** What the task asks **
Repeat, exactly and completely, the material that follows. Omit the pictures.

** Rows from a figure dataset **
* * *
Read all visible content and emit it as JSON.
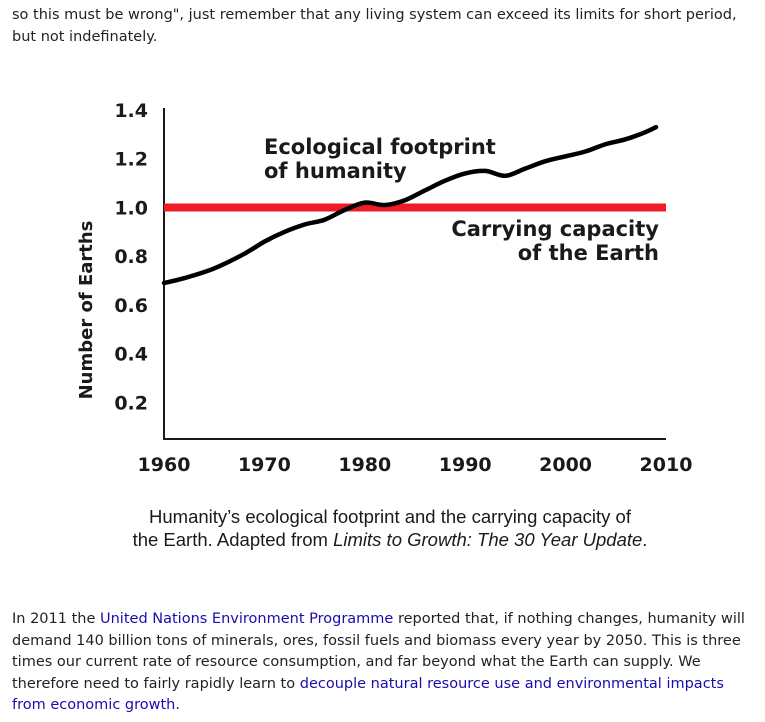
{
  "intro_text": "so this must be wrong\", just remember that any living system can exceed its limits for short period, but not indefinately.",
  "chart_data": {
    "type": "line",
    "ylabel": "Number of Earths",
    "xlabel": "",
    "xlim": [
      1960,
      2010
    ],
    "ylim": [
      0.05,
      1.4
    ],
    "x_ticks": [
      "1960",
      "1970",
      "1980",
      "1990",
      "2000",
      "2010"
    ],
    "y_ticks": [
      "1.4",
      "1.2",
      "1.0",
      "0.8",
      "0.6",
      "0.4",
      "0.2"
    ],
    "series": [
      {
        "name": "Ecological footprint of humanity",
        "color": "#000000",
        "x": [
          1960,
          1962,
          1965,
          1968,
          1970,
          1972,
          1974,
          1976,
          1978,
          1980,
          1982,
          1984,
          1986,
          1988,
          1990,
          1992,
          1994,
          1996,
          1998,
          2000,
          2002,
          2004,
          2006,
          2008,
          2009
        ],
        "y": [
          0.69,
          0.71,
          0.75,
          0.81,
          0.86,
          0.9,
          0.93,
          0.95,
          0.99,
          1.02,
          1.01,
          1.03,
          1.07,
          1.11,
          1.14,
          1.15,
          1.13,
          1.16,
          1.19,
          1.21,
          1.23,
          1.26,
          1.28,
          1.31,
          1.33
        ]
      },
      {
        "name": "Carrying capacity of the Earth",
        "color": "#ee1c25",
        "x": [
          1960,
          2010
        ],
        "y": [
          1.0,
          1.0
        ]
      }
    ],
    "annotations": [
      {
        "lines": [
          "Ecological footprint",
          "of humanity"
        ]
      },
      {
        "lines": [
          "Carrying capacity",
          "of the Earth"
        ]
      }
    ]
  },
  "caption": {
    "line1": "Humanity’s ecological footprint and the carrying capacity of",
    "line2_prefix": "the Earth. Adapted from ",
    "line2_italic": "Limits to Growth: The 30 Year Update",
    "line2_suffix": "."
  },
  "outro": {
    "part1": "In 2011 the ",
    "link1": "United Nations Environment Programme",
    "part2": " reported that, if nothing changes, humanity will demand 140 billion tons of minerals, ores, fossil fuels and biomass every year by 2050. This is three times our current rate of resource consumption, and far beyond what the Earth can supply. We therefore need to fairly rapidly learn to ",
    "link2": "decouple natural resource use and environmental impacts from economic growth",
    "part3": "."
  }
}
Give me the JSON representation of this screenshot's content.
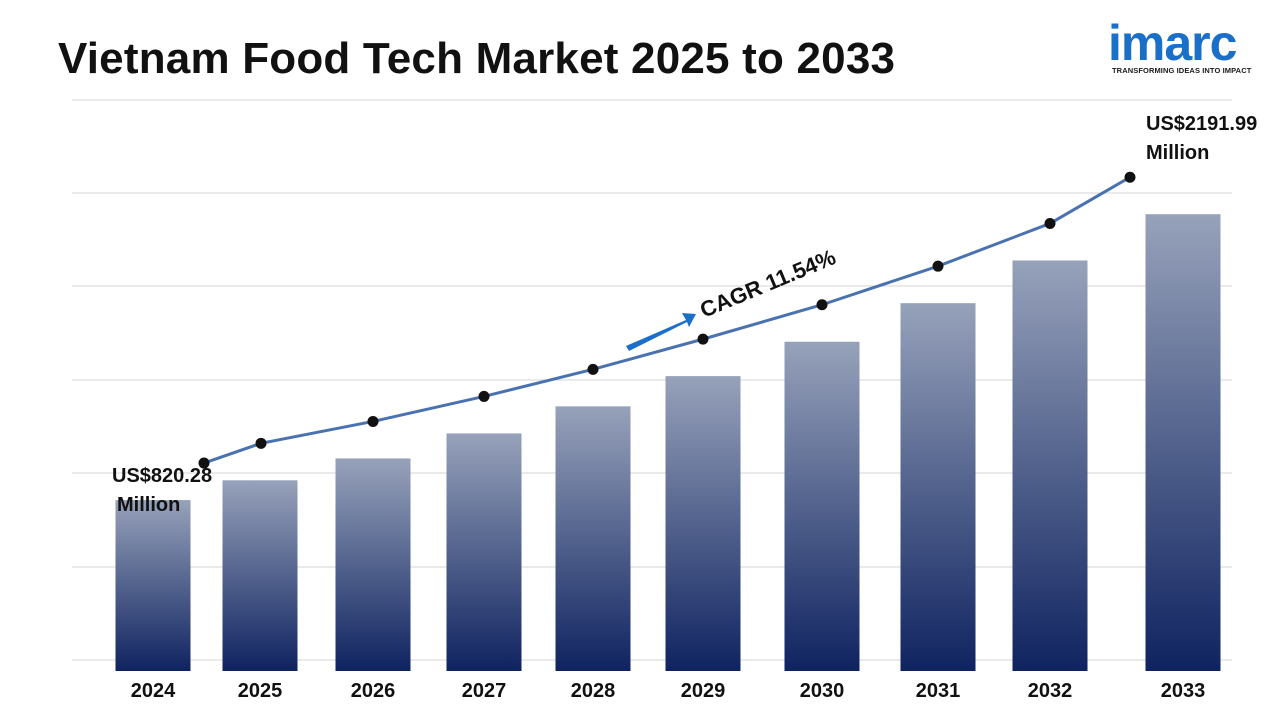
{
  "title": "Vietnam Food Tech Market 2025 to 2033",
  "logo": {
    "wordmark": "imarc",
    "tagline": "TRANSFORMING IDEAS INTO IMPACT",
    "color": "#1a6fc9"
  },
  "chart_data": {
    "type": "bar",
    "title": "Vietnam Food Tech Market 2025 to 2033",
    "categories": [
      "2024",
      "2025",
      "2026",
      "2027",
      "2028",
      "2029",
      "2030",
      "2031",
      "2032",
      "2033"
    ],
    "series": [
      {
        "values": [
          820.28,
          915,
          1020,
          1140,
          1270,
          1415,
          1580,
          1765,
          1970,
          2191.99
        ]
      }
    ],
    "trend_line": true,
    "grid": true,
    "ylim": [
      0,
      2740
    ],
    "first_label": {
      "line1": "US$820.28",
      "line2": "Million"
    },
    "last_label": {
      "line1": "US$2191.99",
      "line2": "Million"
    },
    "cagr_label": "CAGR 11.54%",
    "colors": {
      "bar_top": "#97a2ba",
      "bar_bottom": "#0f2360",
      "line": "#4a72b0",
      "marker": "#111111",
      "arrow": "#1a6fc9",
      "grid": "#d6d6d6"
    }
  }
}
* * *
** Complete answer **
Read all visible content and emit it as JSON.
{
  "intro_text": "so this must be wrong\", just remember that any living system can exceed its limits for short period, but not indefinately.",
  "chart_data": {
    "type": "line",
    "ylabel": "Number of Earths",
    "xlabel": "",
    "xlim": [
      1960,
      2010
    ],
    "ylim": [
      0.05,
      1.4
    ],
    "x_ticks": [
      "1960",
      "1970",
      "1980",
      "1990",
      "2000",
      "2010"
    ],
    "y_ticks": [
      "1.4",
      "1.2",
      "1.0",
      "0.8",
      "0.6",
      "0.4",
      "0.2"
    ],
    "series": [
      {
        "name": "Ecological footprint of humanity",
        "color": "#000000",
        "x": [
          1960,
          1962,
          1965,
          1968,
          1970,
          1972,
          1974,
          1976,
          1978,
          1980,
          1982,
          1984,
          1986,
          1988,
          1990,
          1992,
          1994,
          1996,
          1998,
          2000,
          2002,
          2004,
          2006,
          2008,
          2009
        ],
        "y": [
          0.69,
          0.71,
          0.75,
          0.81,
          0.86,
          0.9,
          0.93,
          0.95,
          0.99,
          1.02,
          1.01,
          1.03,
          1.07,
          1.11,
          1.14,
          1.15,
          1.13,
          1.16,
          1.19,
          1.21,
          1.23,
          1.26,
          1.28,
          1.31,
          1.33
        ]
      },
      {
        "name": "Carrying capacity of the Earth",
        "color": "#ee1c25",
        "x": [
          1960,
          2010
        ],
        "y": [
          1.0,
          1.0
        ]
      }
    ],
    "annotations": [
      {
        "lines": [
          "Ecological footprint",
          "of humanity"
        ]
      },
      {
        "lines": [
          "Carrying capacity",
          "of the Earth"
        ]
      }
    ]
  },
  "caption": {
    "line1": "Humanity’s ecological footprint and the carrying capacity of",
    "line2_prefix": "the Earth. Adapted from ",
    "line2_italic": "Limits to Growth: The 30 Year Update",
    "line2_suffix": "."
  },
  "outro": {
    "part1": "In 2011 the ",
    "link1": "United Nations Environment Programme",
    "part2": " reported that, if nothing changes, humanity will demand 140 billion tons of minerals, ores, fossil fuels and biomass every year by 2050. This is three times our current rate of resource consumption, and far beyond what the Earth can supply. We therefore need to fairly rapidly learn to ",
    "link2": "decouple natural resource use and environmental impacts from economic growth",
    "part3": "."
  }
}
Give me the JSON representation of this screenshot's content.
{
  "title": "Vietnam Food Tech Market 2025 to 2033",
  "logo": {
    "wordmark": "imarc",
    "tagline": "TRANSFORMING IDEAS INTO IMPACT",
    "color": "#1a6fc9"
  },
  "chart_data": {
    "type": "bar",
    "title": "Vietnam Food Tech Market 2025 to 2033",
    "categories": [
      "2024",
      "2025",
      "2026",
      "2027",
      "2028",
      "2029",
      "2030",
      "2031",
      "2032",
      "2033"
    ],
    "series": [
      {
        "values": [
          820.28,
          915,
          1020,
          1140,
          1270,
          1415,
          1580,
          1765,
          1970,
          2191.99
        ]
      }
    ],
    "trend_line": true,
    "grid": true,
    "ylim": [
      0,
      2740
    ],
    "first_label": {
      "line1": "US$820.28",
      "line2": "Million"
    },
    "last_label": {
      "line1": "US$2191.99",
      "line2": "Million"
    },
    "cagr_label": "CAGR 11.54%",
    "colors": {
      "bar_top": "#97a2ba",
      "bar_bottom": "#0f2360",
      "line": "#4a72b0",
      "marker": "#111111",
      "arrow": "#1a6fc9",
      "grid": "#d6d6d6"
    }
  }
}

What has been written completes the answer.